BEGIN

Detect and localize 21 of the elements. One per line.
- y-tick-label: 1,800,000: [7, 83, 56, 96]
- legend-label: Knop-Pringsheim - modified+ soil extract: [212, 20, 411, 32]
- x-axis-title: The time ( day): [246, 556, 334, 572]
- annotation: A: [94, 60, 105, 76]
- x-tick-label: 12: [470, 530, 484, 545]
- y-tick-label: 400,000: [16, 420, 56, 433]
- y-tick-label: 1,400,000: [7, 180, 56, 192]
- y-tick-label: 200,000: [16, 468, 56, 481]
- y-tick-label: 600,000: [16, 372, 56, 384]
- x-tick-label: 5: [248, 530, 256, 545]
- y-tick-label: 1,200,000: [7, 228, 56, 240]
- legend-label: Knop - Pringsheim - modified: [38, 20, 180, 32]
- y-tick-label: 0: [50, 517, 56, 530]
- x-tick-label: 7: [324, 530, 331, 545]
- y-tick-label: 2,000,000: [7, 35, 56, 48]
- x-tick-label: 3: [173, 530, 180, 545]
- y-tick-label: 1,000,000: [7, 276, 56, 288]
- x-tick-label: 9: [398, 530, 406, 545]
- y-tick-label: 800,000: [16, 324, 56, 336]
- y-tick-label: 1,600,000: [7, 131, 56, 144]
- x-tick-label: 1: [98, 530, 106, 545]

END

> INSTRUCTION
Rewrite the data above from its first line through the line containing "- y-tick-label: 0: [50, 517, 56, 530]", changing "soil extract" to "soil filtrate" and leaving everything else unchanged.

> CORRECT OUTPUT
Detect and localize 21 of the elements. One per line.
- y-tick-label: 1,800,000: [7, 83, 56, 96]
- legend-label: Knop-Pringsheim - modified+ soil filtrate: [212, 20, 411, 32]
- x-axis-title: The time ( day): [246, 556, 334, 572]
- annotation: A: [94, 60, 105, 76]
- x-tick-label: 12: [470, 530, 484, 545]
- y-tick-label: 400,000: [16, 420, 56, 433]
- y-tick-label: 1,400,000: [7, 180, 56, 192]
- y-tick-label: 200,000: [16, 468, 56, 481]
- y-tick-label: 600,000: [16, 372, 56, 384]
- x-tick-label: 5: [248, 530, 256, 545]
- y-tick-label: 1,200,000: [7, 228, 56, 240]
- legend-label: Knop - Pringsheim - modified: [38, 20, 180, 32]
- y-tick-label: 0: [50, 517, 56, 530]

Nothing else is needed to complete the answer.